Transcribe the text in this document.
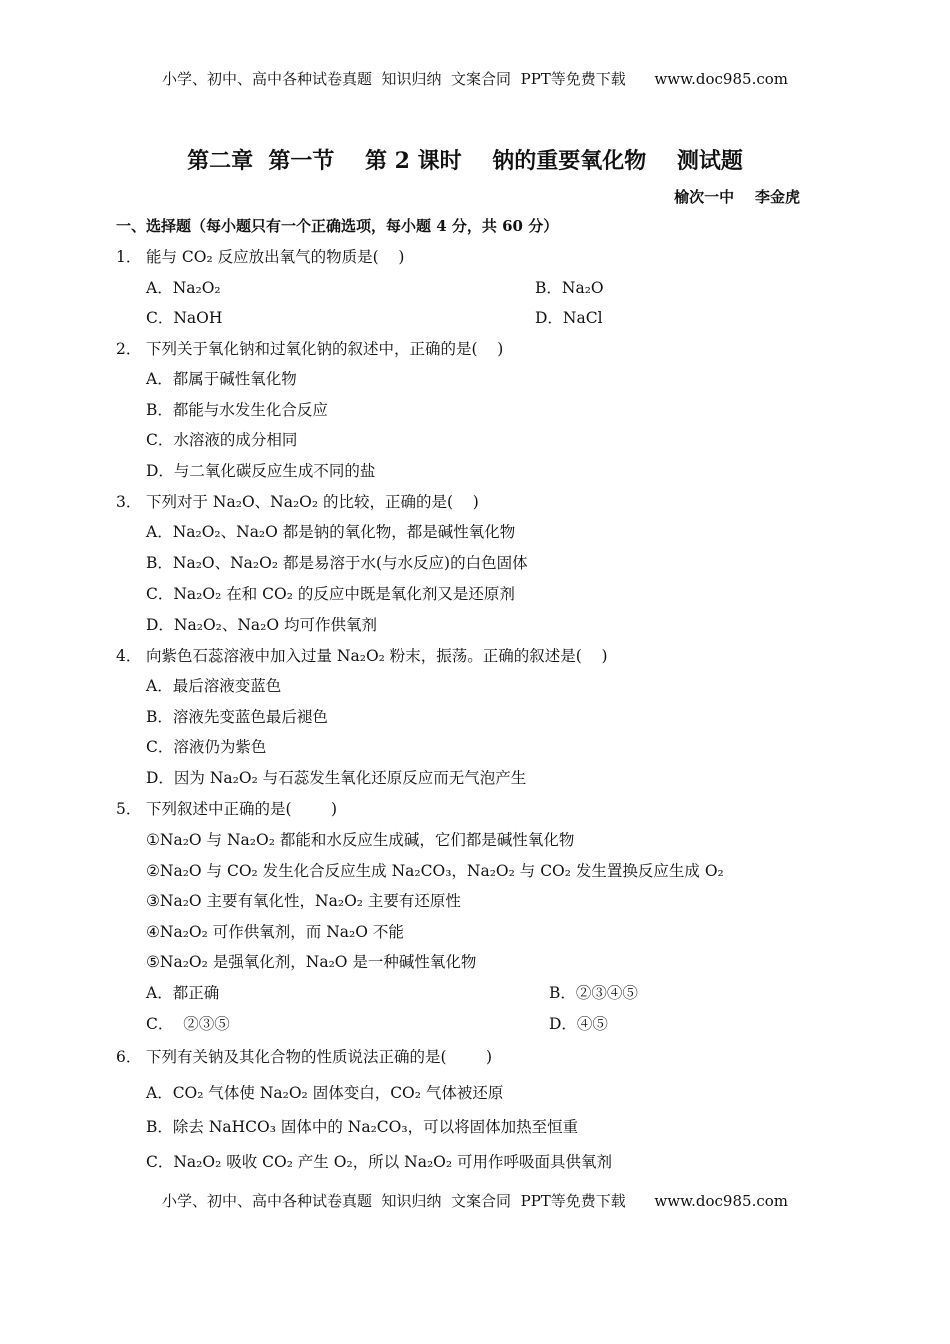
小学、初中、高中各种试卷真题  知识归纳  文案合同  PPT等免费下载      www.doc985.com
第二章  第一节    第 2 课时    钠的重要氧化物    测试题
榆次一中    李金虎
一、选择题（每小题只有一个正确选项，每小题 4 分，共 60 分）
1． 能与 CO₂ 反应放出氧气的物质是(    )
A．Na₂O₂	B．Na₂O
C．NaOH	D．NaCl
2． 下列关于氧化钠和过氧化钠的叙述中，正确的是(    )
A．都属于碱性氧化物
B．都能与水发生化合反应
C．水溶液的成分相同
D．与二氧化碳反应生成不同的盐
3． 下列对于 Na₂O、Na₂O₂ 的比较，正确的是(    )
A．Na₂O₂、Na₂O 都是钠的氧化物，都是碱性氧化物
B．Na₂O、Na₂O₂ 都是易溶于水(与水反应)的白色固体
C．Na₂O₂ 在和 CO₂ 的反应中既是氧化剂又是还原剂
D．Na₂O₂、Na₂O 均可作供氧剂
4． 向紫色石蕊溶液中加入过量 Na₂O₂ 粉末，振荡。正确的叙述是(    )
A．最后溶液变蓝色
B．溶液先变蓝色最后褪色
C．溶液仍为紫色
D．因为 Na₂O₂ 与石蕊发生氧化还原反应而无气泡产生
5． 下列叙述中正确的是(        )
①Na₂O 与 Na₂O₂ 都能和水反应生成碱，它们都是碱性氧化物
②Na₂O 与 CO₂ 发生化合反应生成 Na₂CO₃，Na₂O₂ 与 CO₂ 发生置换反应生成 O₂
③Na₂O 主要有氧化性，Na₂O₂ 主要有还原性
④Na₂O₂ 可作供氧剂，而 Na₂O 不能
⑤Na₂O₂ 是强氧化剂，Na₂O 是一种碱性氧化物
A．都正确	B．②③④⑤
C．  ②③⑤	D．④⑤
6． 下列有关钠及其化合物的性质说法正确的是(        )
A．CO₂ 气体使 Na₂O₂ 固体变白，CO₂ 气体被还原
B．除去 NaHCO₃ 固体中的 Na₂CO₃，可以将固体加热至恒重
C．Na₂O₂ 吸收 CO₂ 产生 O₂，所以 Na₂O₂ 可用作呼吸面具供氧剂
小学、初中、高中各种试卷真题  知识归纳  文案合同  PPT等免费下载      www.doc985.com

**The task**
Check the records above line by line and tally those holding the string "Na₂CO₃". Answer with the number only.

**Solution for this problem**
2